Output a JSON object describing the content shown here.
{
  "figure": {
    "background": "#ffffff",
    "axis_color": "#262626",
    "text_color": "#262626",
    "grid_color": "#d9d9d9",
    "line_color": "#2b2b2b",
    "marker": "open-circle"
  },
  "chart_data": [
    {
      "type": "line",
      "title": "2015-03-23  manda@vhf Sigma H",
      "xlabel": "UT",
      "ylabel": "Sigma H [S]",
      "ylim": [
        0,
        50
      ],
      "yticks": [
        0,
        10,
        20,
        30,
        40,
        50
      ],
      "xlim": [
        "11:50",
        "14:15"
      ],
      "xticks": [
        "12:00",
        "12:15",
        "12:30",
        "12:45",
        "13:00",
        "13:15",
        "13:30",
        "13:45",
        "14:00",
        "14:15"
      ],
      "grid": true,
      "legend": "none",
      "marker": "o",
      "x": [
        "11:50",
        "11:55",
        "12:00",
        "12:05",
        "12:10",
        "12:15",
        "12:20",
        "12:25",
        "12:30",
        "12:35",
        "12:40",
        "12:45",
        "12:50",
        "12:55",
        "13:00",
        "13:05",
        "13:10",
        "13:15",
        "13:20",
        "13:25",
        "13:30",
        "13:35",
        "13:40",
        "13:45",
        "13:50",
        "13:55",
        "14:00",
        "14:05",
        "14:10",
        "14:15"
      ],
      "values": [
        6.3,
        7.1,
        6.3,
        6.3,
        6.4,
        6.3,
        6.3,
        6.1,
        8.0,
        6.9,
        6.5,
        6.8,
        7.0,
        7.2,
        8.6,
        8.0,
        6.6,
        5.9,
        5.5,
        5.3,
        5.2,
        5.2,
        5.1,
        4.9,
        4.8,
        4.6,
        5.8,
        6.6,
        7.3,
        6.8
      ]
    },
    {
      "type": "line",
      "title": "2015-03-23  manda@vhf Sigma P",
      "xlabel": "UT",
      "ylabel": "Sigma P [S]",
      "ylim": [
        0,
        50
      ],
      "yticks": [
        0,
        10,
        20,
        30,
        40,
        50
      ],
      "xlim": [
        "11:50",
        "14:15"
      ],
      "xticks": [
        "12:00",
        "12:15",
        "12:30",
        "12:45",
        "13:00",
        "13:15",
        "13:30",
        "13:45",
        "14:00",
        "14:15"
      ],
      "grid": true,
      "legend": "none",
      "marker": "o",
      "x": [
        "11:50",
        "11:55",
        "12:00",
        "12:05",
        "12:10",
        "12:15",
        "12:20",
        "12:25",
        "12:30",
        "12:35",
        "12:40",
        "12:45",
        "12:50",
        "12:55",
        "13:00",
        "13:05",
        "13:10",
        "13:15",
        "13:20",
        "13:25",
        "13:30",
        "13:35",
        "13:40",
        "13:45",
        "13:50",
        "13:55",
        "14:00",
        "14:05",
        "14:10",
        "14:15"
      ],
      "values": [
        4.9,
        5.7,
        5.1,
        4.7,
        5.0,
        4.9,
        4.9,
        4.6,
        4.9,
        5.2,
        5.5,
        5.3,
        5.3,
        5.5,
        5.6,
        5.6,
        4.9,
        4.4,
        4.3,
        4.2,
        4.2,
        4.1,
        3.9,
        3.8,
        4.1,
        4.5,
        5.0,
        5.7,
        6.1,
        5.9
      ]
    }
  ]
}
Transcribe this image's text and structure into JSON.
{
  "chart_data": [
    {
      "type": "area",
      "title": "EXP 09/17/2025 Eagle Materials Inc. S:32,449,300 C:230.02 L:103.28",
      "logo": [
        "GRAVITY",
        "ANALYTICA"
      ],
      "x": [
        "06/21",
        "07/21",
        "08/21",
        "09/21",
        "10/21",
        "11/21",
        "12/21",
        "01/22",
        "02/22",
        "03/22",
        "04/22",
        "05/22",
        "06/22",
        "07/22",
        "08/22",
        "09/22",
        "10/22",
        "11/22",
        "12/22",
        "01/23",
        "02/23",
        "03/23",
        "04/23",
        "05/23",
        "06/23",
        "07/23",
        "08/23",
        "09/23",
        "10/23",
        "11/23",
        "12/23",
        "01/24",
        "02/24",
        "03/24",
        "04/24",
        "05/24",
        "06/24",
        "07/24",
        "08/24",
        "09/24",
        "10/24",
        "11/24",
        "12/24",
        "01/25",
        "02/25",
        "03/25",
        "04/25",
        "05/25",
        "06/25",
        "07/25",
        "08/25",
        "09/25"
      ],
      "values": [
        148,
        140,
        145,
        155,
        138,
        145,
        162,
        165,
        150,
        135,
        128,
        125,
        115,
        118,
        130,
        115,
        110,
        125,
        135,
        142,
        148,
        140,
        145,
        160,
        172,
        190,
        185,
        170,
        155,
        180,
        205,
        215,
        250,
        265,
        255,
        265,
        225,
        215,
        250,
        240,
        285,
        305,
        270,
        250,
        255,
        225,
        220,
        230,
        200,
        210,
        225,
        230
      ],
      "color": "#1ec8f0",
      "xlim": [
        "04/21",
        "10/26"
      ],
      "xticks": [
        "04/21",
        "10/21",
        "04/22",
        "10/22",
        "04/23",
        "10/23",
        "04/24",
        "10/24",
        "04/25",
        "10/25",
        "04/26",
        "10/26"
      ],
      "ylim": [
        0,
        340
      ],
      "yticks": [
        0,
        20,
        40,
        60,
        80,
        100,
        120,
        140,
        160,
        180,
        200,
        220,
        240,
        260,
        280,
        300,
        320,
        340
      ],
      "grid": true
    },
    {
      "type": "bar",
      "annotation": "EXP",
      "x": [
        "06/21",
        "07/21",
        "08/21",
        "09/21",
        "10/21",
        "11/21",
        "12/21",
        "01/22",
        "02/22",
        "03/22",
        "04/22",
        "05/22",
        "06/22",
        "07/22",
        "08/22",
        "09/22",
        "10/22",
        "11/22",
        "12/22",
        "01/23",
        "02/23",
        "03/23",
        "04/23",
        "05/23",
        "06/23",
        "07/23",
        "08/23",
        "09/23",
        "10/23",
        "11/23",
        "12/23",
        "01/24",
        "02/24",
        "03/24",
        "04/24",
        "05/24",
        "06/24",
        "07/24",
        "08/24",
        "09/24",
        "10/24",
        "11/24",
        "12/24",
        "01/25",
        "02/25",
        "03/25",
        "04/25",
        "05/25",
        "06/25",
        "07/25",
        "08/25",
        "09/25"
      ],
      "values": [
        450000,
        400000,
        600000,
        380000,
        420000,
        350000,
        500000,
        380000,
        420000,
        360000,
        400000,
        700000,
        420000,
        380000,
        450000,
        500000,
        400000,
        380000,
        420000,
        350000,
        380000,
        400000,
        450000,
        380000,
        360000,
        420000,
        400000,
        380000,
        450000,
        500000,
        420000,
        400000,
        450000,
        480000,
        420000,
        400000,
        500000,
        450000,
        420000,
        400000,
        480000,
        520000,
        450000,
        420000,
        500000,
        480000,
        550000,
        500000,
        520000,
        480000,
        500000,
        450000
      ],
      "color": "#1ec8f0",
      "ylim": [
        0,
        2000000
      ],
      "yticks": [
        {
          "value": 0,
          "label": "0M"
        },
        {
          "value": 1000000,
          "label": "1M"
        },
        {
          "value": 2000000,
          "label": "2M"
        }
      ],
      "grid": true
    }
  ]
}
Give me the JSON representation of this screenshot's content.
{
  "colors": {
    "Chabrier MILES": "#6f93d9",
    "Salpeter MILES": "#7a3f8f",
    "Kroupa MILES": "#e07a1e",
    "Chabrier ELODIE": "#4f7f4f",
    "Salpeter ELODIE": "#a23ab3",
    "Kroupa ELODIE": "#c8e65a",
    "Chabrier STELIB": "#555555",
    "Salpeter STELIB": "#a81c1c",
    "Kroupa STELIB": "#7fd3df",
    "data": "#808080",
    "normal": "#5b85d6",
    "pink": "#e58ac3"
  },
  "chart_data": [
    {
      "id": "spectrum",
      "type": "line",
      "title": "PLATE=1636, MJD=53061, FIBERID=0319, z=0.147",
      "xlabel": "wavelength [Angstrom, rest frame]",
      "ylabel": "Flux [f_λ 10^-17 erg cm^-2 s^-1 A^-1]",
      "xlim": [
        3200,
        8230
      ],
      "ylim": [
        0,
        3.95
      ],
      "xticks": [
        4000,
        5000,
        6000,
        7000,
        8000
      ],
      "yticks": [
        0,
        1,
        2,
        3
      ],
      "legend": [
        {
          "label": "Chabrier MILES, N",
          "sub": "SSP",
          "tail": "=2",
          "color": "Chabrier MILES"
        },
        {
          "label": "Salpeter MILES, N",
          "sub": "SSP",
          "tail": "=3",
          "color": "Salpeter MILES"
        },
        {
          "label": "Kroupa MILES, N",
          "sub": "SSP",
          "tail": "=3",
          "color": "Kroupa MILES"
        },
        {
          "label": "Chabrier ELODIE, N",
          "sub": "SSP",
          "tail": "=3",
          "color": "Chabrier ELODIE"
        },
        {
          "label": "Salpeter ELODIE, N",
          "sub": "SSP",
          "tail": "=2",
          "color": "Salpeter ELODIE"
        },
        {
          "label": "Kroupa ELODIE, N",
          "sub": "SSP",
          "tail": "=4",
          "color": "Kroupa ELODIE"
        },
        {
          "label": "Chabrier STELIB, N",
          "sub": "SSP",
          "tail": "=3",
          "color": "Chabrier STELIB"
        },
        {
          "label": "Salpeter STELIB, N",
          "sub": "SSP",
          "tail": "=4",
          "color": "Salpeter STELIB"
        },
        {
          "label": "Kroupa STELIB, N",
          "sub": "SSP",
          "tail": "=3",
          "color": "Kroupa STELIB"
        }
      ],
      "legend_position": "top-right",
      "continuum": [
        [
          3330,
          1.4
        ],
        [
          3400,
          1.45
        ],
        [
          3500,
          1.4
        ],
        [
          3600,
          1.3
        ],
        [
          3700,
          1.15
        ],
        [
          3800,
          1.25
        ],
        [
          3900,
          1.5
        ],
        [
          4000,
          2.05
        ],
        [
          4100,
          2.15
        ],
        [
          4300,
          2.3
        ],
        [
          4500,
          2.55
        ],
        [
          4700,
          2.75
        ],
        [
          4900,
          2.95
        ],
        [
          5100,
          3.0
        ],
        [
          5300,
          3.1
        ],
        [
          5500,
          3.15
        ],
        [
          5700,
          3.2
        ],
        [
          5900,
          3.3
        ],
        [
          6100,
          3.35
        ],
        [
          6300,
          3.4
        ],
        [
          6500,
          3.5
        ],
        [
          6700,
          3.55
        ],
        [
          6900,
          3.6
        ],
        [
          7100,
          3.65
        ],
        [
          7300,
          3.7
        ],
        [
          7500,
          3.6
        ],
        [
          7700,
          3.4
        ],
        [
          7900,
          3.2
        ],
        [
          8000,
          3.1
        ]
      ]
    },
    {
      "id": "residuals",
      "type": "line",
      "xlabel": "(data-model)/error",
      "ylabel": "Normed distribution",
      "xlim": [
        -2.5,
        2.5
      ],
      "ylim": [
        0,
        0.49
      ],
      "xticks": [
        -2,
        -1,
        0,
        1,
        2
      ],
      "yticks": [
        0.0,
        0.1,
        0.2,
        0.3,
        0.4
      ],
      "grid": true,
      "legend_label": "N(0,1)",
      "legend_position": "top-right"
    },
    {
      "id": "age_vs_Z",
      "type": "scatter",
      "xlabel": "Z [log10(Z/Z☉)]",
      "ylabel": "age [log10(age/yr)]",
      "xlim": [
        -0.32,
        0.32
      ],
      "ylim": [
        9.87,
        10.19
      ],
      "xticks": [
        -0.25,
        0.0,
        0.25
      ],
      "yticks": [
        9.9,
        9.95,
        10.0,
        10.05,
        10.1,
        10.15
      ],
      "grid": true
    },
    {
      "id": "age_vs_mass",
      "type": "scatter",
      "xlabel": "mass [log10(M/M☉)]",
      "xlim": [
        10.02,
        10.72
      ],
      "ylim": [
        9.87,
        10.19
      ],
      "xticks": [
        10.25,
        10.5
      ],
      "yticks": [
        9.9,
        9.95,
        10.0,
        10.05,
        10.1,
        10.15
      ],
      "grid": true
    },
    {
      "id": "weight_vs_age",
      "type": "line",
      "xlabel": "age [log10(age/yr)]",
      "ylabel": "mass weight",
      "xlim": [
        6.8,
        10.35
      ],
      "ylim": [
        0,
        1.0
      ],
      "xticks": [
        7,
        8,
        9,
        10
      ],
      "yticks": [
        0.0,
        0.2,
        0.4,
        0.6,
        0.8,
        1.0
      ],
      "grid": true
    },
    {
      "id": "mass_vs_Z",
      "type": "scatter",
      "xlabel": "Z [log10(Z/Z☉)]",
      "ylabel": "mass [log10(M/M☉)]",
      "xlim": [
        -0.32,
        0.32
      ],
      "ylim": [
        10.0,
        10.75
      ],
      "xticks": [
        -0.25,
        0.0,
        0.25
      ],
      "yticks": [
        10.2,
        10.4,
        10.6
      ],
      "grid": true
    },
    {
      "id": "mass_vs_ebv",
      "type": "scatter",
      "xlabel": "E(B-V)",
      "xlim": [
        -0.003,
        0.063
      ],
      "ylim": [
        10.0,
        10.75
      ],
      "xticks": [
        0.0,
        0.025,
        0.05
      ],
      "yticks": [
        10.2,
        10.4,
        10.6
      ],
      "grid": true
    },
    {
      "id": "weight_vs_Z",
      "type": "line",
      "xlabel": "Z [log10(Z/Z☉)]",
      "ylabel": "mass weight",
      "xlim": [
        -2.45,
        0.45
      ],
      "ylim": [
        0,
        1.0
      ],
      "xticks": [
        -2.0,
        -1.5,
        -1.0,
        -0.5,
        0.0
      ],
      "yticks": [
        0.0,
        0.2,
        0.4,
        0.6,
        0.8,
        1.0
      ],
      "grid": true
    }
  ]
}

☆ ☆ ☆

Find the lines that include the string "Salpeter", then copy each of them.

#### Answer to the problem:
    "Salpeter MILES": "#7a3f8f",
    "Salpeter ELODIE": "#a23ab3",
    "Salpeter STELIB": "#a81c1c",
          "label": "Salpeter MILES, N",
          "color": "Salpeter MILES"
          "label": "Salpeter ELODIE, N",
          "color": "Salpeter ELODIE"
          "label": "Salpeter STELIB, N",
          "color": "Salpeter STELIB"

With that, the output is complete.